Work required:
Work through the data below and give the number of lines holding "цветы", nothing more.

Rows:
◆ ◆ ◆

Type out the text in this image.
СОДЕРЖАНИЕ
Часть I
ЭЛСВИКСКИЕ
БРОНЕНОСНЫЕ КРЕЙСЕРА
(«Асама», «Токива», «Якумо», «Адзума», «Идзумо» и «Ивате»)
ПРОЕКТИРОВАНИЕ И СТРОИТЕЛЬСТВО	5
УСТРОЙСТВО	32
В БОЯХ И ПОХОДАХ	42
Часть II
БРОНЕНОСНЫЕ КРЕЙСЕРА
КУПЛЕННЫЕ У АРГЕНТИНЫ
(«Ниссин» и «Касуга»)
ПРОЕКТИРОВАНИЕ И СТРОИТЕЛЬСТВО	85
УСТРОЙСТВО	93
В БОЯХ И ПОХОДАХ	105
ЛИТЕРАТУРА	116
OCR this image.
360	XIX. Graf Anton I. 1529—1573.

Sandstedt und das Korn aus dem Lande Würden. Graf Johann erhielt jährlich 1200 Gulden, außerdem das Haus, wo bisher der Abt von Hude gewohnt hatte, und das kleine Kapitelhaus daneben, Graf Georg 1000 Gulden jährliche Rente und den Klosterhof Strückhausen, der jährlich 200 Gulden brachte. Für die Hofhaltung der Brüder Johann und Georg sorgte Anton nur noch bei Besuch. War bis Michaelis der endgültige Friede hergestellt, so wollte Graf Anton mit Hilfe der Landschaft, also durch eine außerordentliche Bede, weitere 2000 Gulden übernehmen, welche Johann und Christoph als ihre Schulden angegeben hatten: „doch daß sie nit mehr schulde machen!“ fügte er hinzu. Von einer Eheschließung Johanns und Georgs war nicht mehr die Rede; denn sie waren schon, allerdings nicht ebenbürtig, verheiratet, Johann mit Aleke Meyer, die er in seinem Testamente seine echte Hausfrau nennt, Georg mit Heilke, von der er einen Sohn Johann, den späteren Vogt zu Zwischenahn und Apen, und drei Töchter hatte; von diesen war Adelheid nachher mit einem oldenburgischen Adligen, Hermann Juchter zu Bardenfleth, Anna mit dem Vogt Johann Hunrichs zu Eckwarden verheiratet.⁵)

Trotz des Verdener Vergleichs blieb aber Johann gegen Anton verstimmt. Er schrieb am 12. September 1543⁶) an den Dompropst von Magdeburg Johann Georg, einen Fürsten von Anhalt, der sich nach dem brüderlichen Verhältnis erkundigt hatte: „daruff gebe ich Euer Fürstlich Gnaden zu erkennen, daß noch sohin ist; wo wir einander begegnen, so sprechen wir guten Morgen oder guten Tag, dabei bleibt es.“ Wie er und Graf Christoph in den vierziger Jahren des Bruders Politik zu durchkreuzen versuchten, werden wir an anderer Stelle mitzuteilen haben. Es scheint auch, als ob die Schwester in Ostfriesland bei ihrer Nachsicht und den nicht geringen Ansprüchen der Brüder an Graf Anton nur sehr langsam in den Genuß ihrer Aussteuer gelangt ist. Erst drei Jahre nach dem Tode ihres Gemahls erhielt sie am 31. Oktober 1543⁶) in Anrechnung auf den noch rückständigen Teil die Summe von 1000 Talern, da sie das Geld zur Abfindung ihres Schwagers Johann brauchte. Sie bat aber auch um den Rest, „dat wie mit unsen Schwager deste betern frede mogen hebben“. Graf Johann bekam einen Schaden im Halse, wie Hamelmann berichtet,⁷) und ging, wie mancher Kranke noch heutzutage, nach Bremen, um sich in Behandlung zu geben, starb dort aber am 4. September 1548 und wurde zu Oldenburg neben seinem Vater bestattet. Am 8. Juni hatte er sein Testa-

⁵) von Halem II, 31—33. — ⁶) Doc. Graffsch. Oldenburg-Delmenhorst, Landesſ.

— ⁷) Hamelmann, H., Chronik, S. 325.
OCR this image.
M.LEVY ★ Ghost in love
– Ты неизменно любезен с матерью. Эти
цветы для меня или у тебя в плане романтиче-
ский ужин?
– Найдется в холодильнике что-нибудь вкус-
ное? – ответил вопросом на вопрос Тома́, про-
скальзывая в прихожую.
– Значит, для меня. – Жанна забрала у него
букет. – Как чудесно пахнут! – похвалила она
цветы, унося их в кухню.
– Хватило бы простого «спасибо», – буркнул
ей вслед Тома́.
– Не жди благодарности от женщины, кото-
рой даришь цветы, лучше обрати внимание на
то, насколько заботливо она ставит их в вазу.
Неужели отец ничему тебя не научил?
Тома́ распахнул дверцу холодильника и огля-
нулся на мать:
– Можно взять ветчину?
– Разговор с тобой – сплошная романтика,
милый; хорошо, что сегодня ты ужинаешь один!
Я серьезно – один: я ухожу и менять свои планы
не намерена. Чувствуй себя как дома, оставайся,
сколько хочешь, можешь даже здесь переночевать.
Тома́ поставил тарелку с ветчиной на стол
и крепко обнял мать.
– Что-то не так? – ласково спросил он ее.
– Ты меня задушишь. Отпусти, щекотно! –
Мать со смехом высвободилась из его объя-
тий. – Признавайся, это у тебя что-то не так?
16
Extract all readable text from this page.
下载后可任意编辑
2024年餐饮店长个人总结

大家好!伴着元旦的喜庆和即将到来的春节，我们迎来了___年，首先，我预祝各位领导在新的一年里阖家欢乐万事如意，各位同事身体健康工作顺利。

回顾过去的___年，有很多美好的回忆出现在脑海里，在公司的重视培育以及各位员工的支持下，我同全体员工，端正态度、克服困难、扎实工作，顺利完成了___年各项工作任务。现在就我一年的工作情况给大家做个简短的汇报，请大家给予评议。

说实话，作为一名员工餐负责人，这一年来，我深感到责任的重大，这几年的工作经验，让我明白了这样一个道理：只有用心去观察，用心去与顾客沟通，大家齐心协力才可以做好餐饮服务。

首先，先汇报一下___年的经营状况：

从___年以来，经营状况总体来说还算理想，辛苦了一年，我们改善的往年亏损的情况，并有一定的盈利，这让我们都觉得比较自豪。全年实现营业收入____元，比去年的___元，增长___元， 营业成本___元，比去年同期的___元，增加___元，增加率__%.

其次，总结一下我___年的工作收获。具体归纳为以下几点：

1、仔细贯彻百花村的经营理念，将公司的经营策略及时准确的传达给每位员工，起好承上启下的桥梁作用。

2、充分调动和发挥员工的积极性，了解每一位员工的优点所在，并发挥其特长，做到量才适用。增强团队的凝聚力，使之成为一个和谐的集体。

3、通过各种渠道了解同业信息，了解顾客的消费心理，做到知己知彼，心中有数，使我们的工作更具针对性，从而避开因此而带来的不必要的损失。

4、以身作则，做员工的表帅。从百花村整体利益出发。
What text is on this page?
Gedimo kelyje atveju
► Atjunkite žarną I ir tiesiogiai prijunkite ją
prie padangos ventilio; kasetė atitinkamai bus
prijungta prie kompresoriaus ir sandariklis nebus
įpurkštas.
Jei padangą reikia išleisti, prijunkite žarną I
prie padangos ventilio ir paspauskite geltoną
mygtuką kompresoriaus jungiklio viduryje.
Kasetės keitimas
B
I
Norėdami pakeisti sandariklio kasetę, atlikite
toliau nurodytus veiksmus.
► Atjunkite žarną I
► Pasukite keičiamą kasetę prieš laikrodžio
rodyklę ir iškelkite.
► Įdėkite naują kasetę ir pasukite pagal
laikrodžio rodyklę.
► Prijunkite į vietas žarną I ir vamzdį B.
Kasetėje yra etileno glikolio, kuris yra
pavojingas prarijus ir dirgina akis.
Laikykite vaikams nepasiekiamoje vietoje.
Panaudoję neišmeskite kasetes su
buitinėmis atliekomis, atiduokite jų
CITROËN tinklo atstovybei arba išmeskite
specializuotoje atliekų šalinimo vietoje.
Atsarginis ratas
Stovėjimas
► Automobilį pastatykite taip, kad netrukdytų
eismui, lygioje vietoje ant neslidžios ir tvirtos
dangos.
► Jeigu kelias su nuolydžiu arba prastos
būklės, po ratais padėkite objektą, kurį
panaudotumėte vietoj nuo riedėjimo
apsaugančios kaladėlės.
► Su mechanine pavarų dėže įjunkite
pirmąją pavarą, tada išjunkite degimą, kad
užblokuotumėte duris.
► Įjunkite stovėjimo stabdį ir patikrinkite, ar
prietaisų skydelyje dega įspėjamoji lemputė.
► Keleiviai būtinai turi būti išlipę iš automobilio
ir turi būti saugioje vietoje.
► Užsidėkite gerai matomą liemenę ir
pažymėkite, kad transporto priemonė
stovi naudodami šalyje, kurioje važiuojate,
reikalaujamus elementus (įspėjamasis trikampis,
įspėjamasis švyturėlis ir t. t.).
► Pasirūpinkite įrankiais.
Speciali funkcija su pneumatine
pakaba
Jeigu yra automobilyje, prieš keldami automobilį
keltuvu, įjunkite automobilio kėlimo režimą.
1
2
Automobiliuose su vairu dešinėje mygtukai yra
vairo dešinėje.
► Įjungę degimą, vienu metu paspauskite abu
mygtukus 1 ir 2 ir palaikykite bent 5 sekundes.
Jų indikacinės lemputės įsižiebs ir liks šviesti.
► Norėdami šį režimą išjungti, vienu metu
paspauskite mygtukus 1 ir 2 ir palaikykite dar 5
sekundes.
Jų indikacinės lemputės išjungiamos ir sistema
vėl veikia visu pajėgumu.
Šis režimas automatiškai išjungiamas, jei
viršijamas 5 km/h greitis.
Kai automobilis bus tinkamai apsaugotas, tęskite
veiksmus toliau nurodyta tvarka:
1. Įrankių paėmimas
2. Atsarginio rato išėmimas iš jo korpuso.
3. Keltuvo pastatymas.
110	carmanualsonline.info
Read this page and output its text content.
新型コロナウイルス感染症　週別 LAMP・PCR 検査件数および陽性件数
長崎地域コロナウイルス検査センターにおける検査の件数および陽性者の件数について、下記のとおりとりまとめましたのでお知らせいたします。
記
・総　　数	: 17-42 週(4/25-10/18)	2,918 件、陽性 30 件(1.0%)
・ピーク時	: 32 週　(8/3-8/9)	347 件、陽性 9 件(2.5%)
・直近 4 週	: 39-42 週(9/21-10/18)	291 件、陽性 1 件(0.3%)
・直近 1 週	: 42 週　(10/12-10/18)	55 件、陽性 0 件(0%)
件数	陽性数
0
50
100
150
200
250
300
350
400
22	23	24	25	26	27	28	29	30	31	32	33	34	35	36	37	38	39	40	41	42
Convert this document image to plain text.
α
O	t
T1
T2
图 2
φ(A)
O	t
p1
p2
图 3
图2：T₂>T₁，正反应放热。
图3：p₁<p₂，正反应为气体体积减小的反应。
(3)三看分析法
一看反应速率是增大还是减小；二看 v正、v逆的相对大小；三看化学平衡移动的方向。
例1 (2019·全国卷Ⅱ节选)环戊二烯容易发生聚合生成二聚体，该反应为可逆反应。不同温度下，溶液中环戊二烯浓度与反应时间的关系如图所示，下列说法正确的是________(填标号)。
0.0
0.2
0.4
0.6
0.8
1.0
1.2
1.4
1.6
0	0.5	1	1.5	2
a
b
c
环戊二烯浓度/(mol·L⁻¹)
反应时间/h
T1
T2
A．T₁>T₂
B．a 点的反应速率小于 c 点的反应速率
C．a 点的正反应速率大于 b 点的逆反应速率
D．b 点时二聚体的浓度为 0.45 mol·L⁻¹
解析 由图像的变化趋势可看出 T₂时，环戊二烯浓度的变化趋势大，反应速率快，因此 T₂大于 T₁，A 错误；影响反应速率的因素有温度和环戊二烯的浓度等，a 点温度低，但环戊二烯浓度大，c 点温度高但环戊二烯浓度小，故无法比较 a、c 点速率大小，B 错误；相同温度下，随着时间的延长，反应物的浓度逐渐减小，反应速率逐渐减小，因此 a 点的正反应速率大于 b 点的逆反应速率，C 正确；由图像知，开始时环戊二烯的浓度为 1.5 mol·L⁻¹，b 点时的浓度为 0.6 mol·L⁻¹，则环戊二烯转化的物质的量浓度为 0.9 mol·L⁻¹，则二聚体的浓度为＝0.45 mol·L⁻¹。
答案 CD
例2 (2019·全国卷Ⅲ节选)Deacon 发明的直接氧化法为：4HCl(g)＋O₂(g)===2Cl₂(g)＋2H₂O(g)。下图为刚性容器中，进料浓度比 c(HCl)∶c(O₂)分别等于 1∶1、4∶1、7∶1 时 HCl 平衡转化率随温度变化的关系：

◆ ◆ ◆

Final result:
3